── Text under study ──

Additional Information about the Proposed Merger and Where to
Find It
INVO will furnish to the U.S. Securities and
Exchange Commission (the "SEC") a Current Report on Form 8-K
regarding the Merger, which will include the Merger Agreement as an
exhibit thereto. Shareholders and others wishing to obtain
additional information regarding the Merger Agreement and the
Merger are urged to review these documents, which will be available
at the SEC's website (https://www.sec.gov).
In connection with the Merger, INVO and NAYA will file relevant
materials with the SEC, including a registration statement on Form
S-4 filed by INVO that will include a proxy statement of INVO that
also constitutes a prospectus of INVO. A definitive proxy
statement/prospectus will be distributed to stockholders of
NAYA. This communication is not a substitute for the
registration statement, proxy statement, or prospectus or any other
document that INVO or NAYA (as applicable) may file with the SEC in
connection with the proposed Merger. Before making any
voting or investment decision, investors and security holders of
INVO and NAYA are urged to read carefully and in their entirety the
registration statement, the proxy statement/prospectus, and any
other materials filed with or furnished to the SEC when they become
available, as well as any amendments or supplements to these
documents, as they contain or will contain important information
about INVO, NAYA, the Merger Agreement, the Merger, and related
matters. In addition to receiving the proxy
statement/prospectus by mail, shareholders also will be able to
obtain the full registration statement and the proxy
statement/prospectus and the exhibits thereto, as well as other
filings containing information about INVO, the Merger Agreement,
the Merger, and related matters, without charge, from the SEC's
website (http://www.sec.gov), or at the SEC's public reference room
at 100 F Street, NE, Room 1580, Washington, D.C. 20549. The information
included on, or accessible through, INVO's or NAYA's website is not
incorporated by reference to this communication.
INVO, NAYA and certain of their directors, executive officers,
and other members of management and employees may, under SEC rules,
be deemed to be "participants" in the solicitation of proxies from
INVO's shareholders with respect to the Merger. Information
about the directors and executive officers of INVO will be set
forth in the proxy statement/prospectus and in its Form 10-K for
the year ended December 31, 2022,
which was filed with the SEC on April
17th, 2023. Information about the directors and
executive officers of NAYA will be set forth in the joint proxy
statement/prospectus.
This announcement is not a solicitation of a proxy, an offer to
purchase, or a solicitation of an offer to sell any securities and
it is not a substitute for the Schedule 14A, the registration
statement on S-4, the proxy statement/prospectus, or other filings
that may be made with the SEC in connection with the Merger
Agreement and the Merger.

───
── Recorded data ──

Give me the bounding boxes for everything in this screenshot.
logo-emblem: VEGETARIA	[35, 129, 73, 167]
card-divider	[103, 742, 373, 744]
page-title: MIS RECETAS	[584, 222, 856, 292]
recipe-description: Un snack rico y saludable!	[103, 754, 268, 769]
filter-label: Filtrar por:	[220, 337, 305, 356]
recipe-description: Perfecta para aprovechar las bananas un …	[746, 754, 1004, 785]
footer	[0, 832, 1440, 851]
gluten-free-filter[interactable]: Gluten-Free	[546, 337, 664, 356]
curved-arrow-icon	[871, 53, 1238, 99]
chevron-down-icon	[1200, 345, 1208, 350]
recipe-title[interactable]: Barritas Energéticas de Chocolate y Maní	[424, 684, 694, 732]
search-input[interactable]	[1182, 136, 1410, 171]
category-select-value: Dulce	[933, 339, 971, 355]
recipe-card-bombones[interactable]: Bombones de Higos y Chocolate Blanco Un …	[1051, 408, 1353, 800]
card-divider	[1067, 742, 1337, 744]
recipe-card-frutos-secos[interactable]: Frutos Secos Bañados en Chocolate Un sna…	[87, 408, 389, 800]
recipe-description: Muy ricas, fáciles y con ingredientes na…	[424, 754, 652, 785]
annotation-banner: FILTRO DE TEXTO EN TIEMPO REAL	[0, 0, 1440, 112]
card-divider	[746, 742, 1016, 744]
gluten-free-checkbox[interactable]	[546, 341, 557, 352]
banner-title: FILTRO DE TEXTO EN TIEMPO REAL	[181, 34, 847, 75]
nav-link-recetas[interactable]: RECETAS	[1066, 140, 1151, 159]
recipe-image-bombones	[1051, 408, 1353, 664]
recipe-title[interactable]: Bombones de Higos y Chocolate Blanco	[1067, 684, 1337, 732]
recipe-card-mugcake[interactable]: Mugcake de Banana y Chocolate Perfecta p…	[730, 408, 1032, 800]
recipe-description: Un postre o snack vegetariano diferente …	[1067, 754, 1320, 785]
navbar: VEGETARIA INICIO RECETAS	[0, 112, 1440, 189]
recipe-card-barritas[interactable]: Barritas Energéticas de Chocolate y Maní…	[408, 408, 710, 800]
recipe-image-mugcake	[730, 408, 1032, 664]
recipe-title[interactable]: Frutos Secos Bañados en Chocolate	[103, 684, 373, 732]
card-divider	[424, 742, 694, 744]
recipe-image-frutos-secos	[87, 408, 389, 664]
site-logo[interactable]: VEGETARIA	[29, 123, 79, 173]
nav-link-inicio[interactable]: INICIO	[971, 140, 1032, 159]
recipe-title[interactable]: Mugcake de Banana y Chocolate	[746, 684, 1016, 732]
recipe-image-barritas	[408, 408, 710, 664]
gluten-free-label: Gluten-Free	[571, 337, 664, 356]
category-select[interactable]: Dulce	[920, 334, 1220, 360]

───

**Tasks and exercises**
(a) According to the merger disclosure, on what date was INVO's Form 10-K for the year ended December 31, 2022 filed with the SEC?
(b) Reproduce the part of the merger disclosure starting at "This announcement is" and ending at "and the Merger.".

**Answers to the exercises**
(a) April 17th, 2023

(b)
This announcement is not a solicitation of a proxy, an offer to
purchase, or a solicitation of an offer to sell any securities and
it is not a substitute for the Schedule 14A, the registration
statement on S-4, the proxy statement/prospectus, or other filings
that may be made with the SEC in connection with the Merger
Agreement and the Merger.